- [REQUIREMENT] Only the number is wanted: how many lines of the data contain "print"?

- [DATA ENTRIES]
* * *
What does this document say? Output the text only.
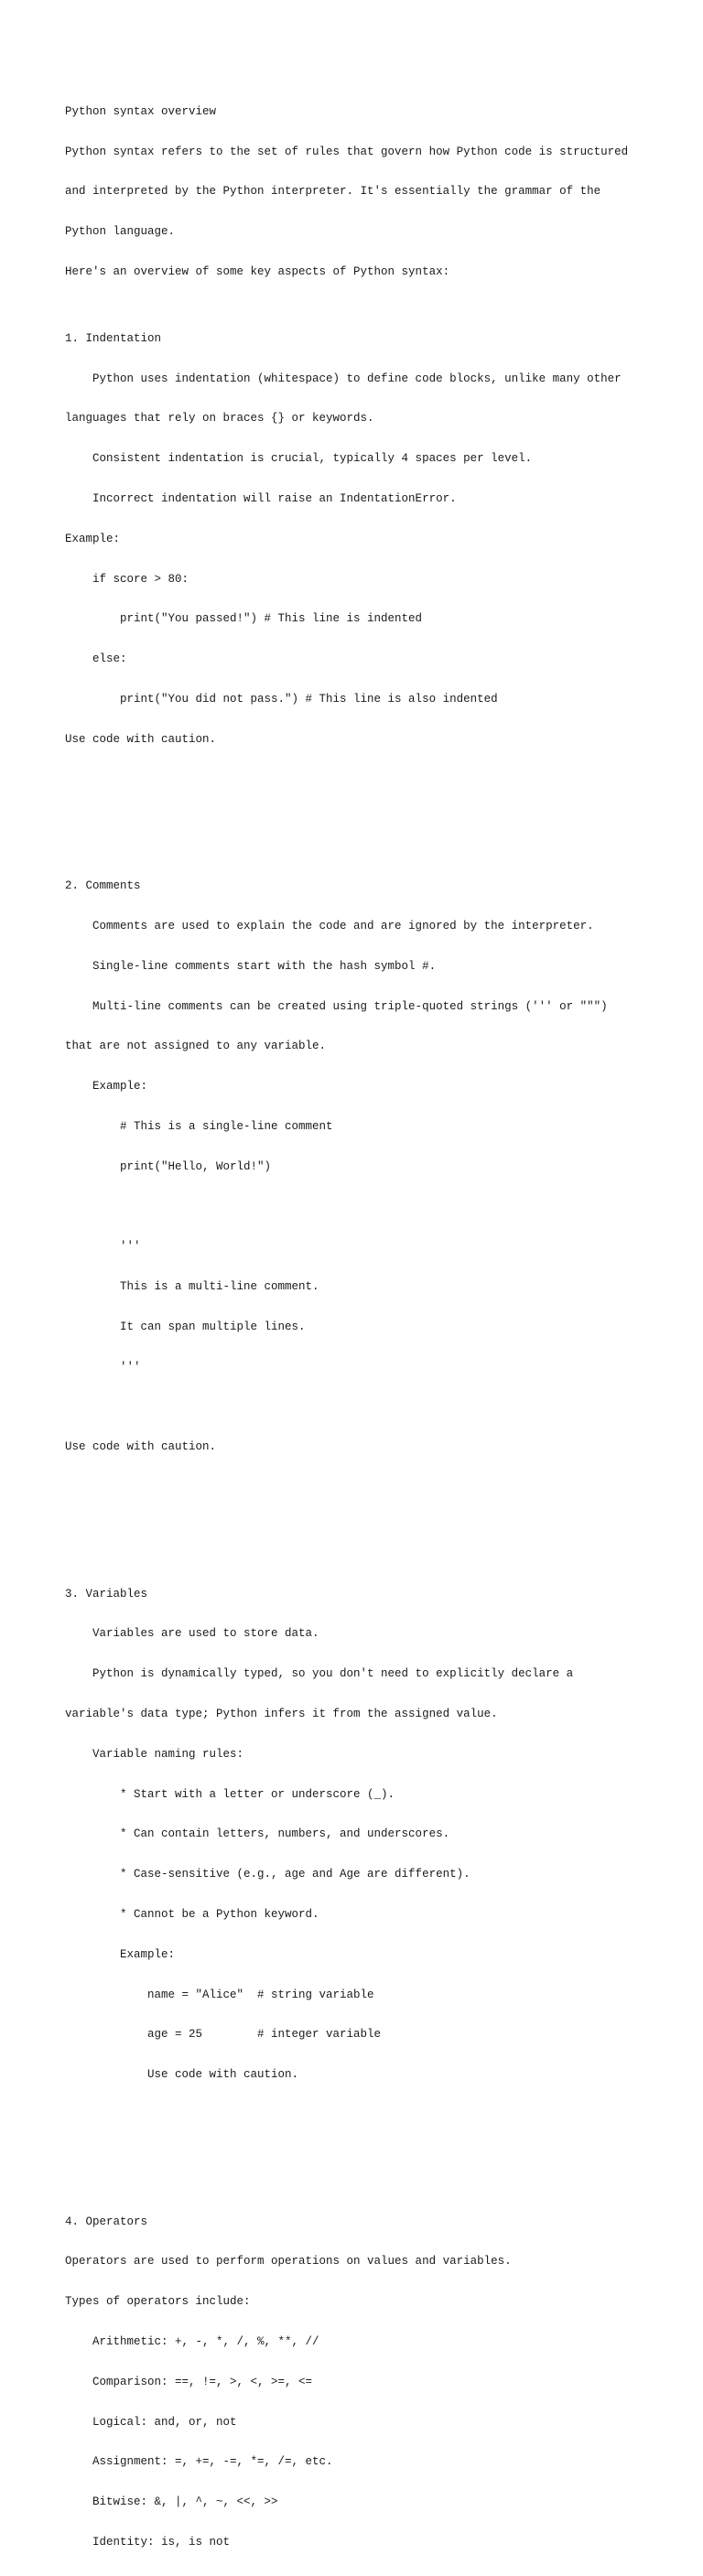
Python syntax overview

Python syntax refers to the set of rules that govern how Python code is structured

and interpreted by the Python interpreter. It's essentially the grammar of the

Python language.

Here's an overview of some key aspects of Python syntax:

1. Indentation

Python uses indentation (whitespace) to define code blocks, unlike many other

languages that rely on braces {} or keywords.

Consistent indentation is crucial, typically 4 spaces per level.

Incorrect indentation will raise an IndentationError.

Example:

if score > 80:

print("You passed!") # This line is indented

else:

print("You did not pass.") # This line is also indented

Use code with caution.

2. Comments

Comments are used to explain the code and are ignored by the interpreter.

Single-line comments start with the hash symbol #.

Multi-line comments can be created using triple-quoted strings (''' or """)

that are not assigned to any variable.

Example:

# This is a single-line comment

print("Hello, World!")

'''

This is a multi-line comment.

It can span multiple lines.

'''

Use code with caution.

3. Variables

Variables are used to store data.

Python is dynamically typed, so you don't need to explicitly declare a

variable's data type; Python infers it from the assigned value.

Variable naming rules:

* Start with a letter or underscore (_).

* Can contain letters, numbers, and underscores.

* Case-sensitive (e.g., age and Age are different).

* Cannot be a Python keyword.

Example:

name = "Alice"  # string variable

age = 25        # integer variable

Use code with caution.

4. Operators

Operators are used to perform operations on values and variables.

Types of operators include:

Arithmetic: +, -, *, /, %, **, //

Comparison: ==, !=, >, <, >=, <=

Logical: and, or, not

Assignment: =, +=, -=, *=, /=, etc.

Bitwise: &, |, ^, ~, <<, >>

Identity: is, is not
* * *
- [RESULT OF THE EXERCISE] 3